# Written request:
In the listing below, locate the lines that hold "ELSE" and copy them.
====== Material supplied ======
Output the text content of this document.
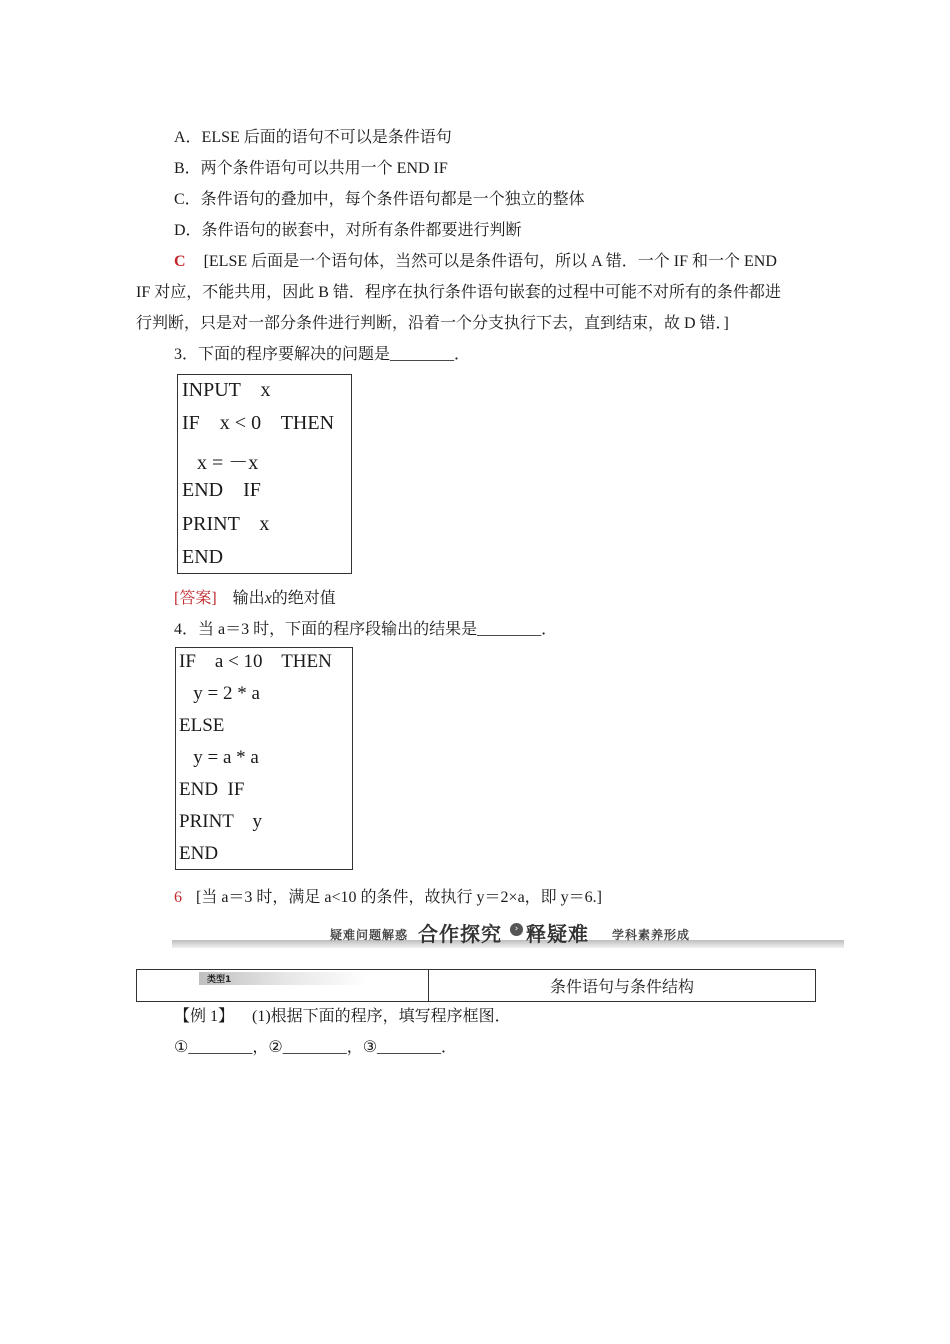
A．ELSE 后面的语句不可以是条件语句
B．两个条件语句可以共用一个 END IF
C．条件语句的叠加中，每个条件语句都是一个独立的整体
D．条件语句的嵌套中，对所有条件都要进行判断
C [ELSE 后面是一个语句体，当然可以是条件语句，所以 A 错．一个 IF 和一个 END
IF 对应，不能共用，因此 B 错．程序在执行条件语句嵌套的过程中可能不对所有的条件都进
行判断，只是对一部分条件进行判断，沿着一个分支执行下去，直到结束，故 D 错．]
3．下面的程序要解决的问题是________．
INPUT    x
IF    x < 0    THEN
x = －x
END    IF
PRINT    x
END
[答案] 输出x的绝对值
4．当 a＝3 时，下面的程序段输出的结果是________．
IF    a < 10    THEN
y = 2 * a
ELSE
y = a * a
END  IF
PRINT    y
END
6 [当 a＝3 时，满足 a<10 的条件，故执行 y＝2×a，即 y＝6.]
疑难问题解惑 合作探究	› 释疑难 学科素养形成
类型1	条件语句与条件结构
【例 1】 (1)根据下面的程序，填写程序框图．
①________，②________，③________．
======
# Response to this exercise:
A．ELSE 后面的语句不可以是条件语句
C [ELSE 后面是一个语句体，当然可以是条件语句，所以 A 错．一个 IF 和一个 END
ELSE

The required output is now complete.